_STATED TASK:_
From the entries below, gather every line containing the string "Prix".

_AVAILABLE RECORDS:_
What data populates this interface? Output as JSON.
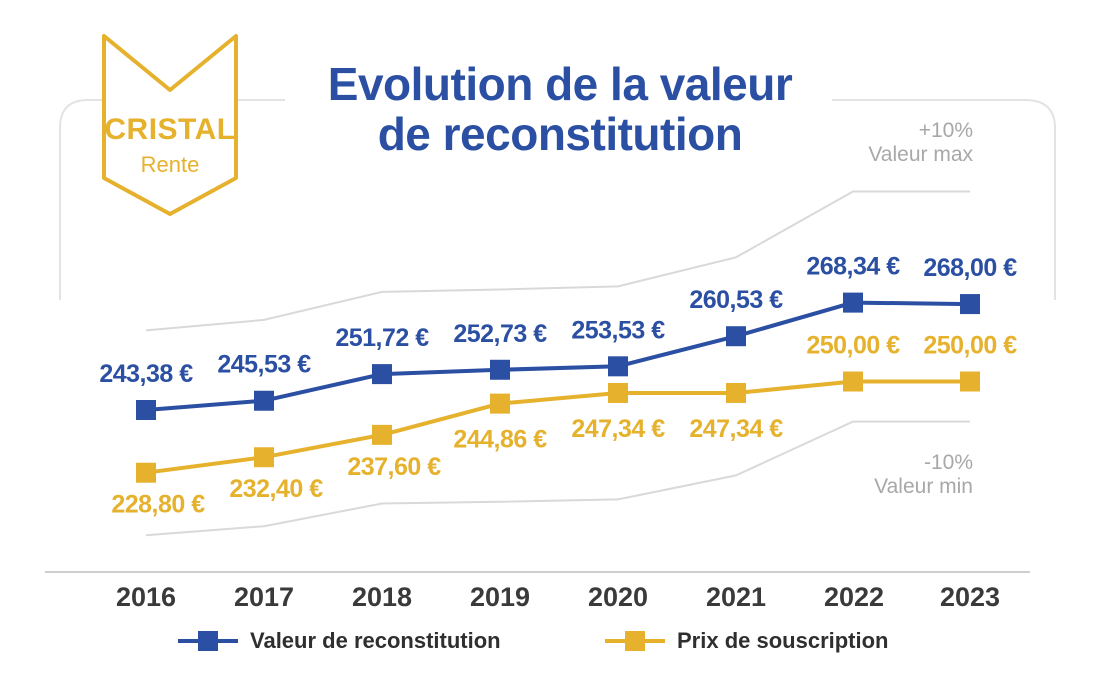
{
  "logo": {
    "brand": "CRISTAL",
    "product": "Rente"
  },
  "title": {
    "line1": "Evolution de la valeur",
    "line2": "de reconstitution"
  },
  "band": {
    "upper_pct": "+10%",
    "upper_label": "Valeur max",
    "lower_pct": "-10%",
    "lower_label": "Valeur min"
  },
  "colors": {
    "blue": "#2b4fa2",
    "gold": "#e6b22d",
    "band_line": "#d9d9d9",
    "axis": "#cfcfcf",
    "tick_text": "#3a3a3a"
  },
  "legend": [
    {
      "label": "Valeur de reconstitution",
      "color": "#2b4fa2"
    },
    {
      "label": "Prix de souscription",
      "color": "#e6b22d"
    }
  ],
  "chart_data": {
    "type": "line",
    "x": [
      "2016",
      "2017",
      "2018",
      "2019",
      "2020",
      "2021",
      "2022",
      "2023"
    ],
    "series": [
      {
        "name": "Valeur de reconstitution",
        "color": "#2b4fa2",
        "values": [
          243.38,
          245.53,
          251.72,
          252.73,
          253.53,
          260.53,
          268.34,
          268.0
        ],
        "labels": [
          "243,38 €",
          "245,53 €",
          "251,72 €",
          "252,73 €",
          "253,53 €",
          "260,53 €",
          "268,34 €",
          "268,00 €"
        ],
        "marker": "square"
      },
      {
        "name": "Prix de souscription",
        "color": "#e6b22d",
        "values": [
          228.8,
          232.4,
          237.6,
          244.86,
          247.34,
          247.34,
          250.0,
          250.0
        ],
        "labels": [
          "228,80 €",
          "232,40 €",
          "237,60 €",
          "244,86 €",
          "247,34 €",
          "247,34 €",
          "250,00 €",
          "250,00 €"
        ],
        "marker": "square"
      }
    ],
    "band": {
      "upper": [
        261.87,
        264.31,
        270.84,
        271.39,
        272.1,
        278.87,
        294.17,
        294.17
      ],
      "lower": [
        214.26,
        216.37,
        221.64,
        222.05,
        222.61,
        228.17,
        240.69,
        240.69
      ]
    },
    "ylim": [
      212,
      298
    ],
    "grid": false,
    "legend_position": "bottom"
  }
}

_TASK ANSWER:_
      "label": "Prix de souscription",
        "name": "Prix de souscription",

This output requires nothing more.